### Data extracted from a collection
----

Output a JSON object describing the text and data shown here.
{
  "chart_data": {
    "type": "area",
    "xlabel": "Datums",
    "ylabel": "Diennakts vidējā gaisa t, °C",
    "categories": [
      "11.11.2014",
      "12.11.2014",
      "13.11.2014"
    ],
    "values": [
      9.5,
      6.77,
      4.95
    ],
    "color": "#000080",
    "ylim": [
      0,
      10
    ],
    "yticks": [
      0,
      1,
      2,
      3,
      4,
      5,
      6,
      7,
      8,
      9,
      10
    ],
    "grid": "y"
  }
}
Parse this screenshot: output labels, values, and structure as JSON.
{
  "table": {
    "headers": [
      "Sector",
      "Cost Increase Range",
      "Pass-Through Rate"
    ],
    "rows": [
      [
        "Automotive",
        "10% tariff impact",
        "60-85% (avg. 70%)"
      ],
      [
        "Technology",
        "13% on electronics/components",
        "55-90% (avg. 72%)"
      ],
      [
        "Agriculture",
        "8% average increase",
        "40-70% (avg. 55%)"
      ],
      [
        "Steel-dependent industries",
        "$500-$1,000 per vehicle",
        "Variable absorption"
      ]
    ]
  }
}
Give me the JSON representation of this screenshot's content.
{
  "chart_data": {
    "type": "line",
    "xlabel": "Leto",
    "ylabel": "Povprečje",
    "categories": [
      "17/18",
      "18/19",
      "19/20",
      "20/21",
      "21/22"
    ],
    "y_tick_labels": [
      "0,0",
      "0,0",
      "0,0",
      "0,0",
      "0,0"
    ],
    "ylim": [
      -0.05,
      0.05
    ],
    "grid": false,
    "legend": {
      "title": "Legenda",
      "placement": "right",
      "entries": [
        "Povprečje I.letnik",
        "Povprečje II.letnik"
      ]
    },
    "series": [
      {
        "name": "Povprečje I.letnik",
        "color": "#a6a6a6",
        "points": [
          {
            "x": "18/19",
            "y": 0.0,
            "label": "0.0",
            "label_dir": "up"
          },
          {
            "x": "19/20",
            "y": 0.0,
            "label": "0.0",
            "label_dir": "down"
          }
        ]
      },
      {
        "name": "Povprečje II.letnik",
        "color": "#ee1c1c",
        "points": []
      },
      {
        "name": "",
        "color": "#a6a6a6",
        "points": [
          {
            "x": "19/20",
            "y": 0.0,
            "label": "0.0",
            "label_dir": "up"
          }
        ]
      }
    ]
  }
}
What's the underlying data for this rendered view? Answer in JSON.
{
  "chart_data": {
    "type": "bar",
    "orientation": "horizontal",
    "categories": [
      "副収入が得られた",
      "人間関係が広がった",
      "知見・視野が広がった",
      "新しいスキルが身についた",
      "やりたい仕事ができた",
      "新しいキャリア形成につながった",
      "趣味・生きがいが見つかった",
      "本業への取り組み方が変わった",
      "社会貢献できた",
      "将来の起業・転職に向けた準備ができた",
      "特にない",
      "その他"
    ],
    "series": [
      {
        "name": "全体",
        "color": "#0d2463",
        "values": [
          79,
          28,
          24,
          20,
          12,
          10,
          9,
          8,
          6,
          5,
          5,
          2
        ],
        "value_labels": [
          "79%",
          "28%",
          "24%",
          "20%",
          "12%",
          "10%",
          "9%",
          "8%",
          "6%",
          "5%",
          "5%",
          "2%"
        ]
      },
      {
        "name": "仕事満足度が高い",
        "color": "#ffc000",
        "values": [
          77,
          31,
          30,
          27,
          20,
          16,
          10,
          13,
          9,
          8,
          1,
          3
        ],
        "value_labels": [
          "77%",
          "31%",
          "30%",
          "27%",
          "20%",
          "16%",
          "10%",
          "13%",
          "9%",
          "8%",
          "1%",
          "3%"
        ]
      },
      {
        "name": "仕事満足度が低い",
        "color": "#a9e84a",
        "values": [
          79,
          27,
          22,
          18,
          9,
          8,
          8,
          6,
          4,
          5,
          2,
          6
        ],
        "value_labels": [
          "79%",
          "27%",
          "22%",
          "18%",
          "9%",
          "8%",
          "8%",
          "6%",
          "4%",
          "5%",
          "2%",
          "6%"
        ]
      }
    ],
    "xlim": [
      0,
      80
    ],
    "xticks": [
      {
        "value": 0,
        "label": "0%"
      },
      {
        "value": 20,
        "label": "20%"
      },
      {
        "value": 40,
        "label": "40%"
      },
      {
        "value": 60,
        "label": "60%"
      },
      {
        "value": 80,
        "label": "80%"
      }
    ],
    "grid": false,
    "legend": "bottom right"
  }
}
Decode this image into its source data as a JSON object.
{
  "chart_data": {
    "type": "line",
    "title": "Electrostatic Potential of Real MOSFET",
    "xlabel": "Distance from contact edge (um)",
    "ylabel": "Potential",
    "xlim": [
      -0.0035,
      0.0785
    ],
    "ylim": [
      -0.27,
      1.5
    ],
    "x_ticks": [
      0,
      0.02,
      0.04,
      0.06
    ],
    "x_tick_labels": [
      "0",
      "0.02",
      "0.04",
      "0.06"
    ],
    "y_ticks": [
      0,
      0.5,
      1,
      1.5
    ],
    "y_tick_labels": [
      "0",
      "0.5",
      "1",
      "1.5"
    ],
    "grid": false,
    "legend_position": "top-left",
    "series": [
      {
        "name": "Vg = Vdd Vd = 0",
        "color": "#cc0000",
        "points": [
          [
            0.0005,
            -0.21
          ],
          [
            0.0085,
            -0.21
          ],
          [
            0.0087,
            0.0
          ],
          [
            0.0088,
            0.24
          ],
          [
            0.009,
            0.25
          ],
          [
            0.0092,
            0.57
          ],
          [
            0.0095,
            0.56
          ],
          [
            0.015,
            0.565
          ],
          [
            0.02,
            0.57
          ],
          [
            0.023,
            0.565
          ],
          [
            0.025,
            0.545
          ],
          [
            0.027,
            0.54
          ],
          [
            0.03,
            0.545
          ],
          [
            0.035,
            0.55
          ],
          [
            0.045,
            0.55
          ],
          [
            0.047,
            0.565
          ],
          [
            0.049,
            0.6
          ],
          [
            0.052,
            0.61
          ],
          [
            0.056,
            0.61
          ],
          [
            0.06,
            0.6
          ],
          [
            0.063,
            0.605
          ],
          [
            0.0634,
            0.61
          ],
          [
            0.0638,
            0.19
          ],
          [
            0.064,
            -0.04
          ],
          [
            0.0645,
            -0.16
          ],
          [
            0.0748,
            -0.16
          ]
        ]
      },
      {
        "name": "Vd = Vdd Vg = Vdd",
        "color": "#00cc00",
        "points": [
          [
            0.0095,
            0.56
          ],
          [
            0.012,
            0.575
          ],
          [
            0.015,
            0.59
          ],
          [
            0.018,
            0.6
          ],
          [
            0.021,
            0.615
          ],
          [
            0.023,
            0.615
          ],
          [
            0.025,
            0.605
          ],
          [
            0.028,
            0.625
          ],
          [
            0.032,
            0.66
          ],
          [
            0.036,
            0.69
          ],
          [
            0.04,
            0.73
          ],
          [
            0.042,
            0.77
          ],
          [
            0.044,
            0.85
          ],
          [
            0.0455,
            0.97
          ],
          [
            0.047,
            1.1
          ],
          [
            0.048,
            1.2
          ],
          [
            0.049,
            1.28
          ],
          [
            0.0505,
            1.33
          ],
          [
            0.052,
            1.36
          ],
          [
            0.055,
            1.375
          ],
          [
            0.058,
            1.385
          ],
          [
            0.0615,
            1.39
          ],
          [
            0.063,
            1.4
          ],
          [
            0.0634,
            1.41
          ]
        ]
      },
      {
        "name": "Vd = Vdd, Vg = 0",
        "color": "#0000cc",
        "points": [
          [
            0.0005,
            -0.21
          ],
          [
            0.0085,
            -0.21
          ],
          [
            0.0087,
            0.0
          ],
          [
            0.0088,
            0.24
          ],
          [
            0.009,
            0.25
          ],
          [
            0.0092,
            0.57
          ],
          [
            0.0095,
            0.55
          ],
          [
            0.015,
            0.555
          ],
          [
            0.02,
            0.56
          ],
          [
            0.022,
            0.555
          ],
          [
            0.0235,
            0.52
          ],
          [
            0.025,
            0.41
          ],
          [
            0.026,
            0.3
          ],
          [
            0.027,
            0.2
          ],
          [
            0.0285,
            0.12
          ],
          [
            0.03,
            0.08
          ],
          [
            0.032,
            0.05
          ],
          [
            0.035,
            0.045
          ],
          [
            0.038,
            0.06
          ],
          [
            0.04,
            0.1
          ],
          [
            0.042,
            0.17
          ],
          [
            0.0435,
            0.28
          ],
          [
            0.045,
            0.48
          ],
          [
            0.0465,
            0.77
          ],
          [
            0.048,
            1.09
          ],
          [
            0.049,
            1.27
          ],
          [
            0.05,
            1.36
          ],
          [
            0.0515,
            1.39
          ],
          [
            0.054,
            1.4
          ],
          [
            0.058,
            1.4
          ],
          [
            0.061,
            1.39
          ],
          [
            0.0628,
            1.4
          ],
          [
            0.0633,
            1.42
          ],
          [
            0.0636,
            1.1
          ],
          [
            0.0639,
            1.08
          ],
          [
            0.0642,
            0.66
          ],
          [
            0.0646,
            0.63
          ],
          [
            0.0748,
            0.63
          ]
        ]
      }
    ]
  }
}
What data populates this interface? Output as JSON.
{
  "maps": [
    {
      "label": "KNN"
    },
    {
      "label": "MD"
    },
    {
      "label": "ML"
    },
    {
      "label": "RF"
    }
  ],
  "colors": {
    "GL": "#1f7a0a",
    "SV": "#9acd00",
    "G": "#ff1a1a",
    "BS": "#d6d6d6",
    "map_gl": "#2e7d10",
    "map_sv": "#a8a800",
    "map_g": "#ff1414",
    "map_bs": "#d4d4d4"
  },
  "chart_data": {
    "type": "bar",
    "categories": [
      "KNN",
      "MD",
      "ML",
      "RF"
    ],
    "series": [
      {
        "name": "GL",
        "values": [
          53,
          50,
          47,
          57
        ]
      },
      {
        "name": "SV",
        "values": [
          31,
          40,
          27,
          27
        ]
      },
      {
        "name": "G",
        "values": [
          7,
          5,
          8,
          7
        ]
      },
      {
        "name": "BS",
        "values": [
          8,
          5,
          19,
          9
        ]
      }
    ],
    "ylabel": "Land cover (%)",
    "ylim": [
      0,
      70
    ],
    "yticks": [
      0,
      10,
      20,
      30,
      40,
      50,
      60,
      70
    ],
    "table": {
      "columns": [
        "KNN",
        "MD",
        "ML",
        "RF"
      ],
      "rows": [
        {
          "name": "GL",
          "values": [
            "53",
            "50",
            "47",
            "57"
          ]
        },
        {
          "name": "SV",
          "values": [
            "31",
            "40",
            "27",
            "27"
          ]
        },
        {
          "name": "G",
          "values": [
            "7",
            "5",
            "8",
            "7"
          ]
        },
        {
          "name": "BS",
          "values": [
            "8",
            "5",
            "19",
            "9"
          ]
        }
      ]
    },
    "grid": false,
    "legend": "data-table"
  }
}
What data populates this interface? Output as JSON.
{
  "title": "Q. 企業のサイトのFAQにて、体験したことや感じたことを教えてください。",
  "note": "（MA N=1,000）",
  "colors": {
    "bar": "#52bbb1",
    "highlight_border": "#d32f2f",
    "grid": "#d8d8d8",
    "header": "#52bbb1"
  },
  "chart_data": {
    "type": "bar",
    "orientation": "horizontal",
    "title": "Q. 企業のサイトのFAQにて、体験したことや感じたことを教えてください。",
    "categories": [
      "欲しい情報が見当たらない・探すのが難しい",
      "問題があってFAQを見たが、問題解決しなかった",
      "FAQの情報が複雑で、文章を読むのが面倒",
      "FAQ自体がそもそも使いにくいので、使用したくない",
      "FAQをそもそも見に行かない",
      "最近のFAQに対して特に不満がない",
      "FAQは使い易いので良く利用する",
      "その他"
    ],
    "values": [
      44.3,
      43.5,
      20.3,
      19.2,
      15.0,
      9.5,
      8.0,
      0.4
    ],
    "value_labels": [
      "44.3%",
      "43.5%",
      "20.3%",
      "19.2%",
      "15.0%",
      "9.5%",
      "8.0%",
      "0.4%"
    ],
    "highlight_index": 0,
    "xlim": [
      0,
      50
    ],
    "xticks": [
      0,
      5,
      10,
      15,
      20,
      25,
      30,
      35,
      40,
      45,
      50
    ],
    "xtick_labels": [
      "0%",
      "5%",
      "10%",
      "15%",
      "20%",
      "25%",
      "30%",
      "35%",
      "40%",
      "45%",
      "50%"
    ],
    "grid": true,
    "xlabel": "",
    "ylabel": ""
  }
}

----

### Task statement
The records are above. How many lines in them contain the word "right"? Give the number alone.

### Result of the task
2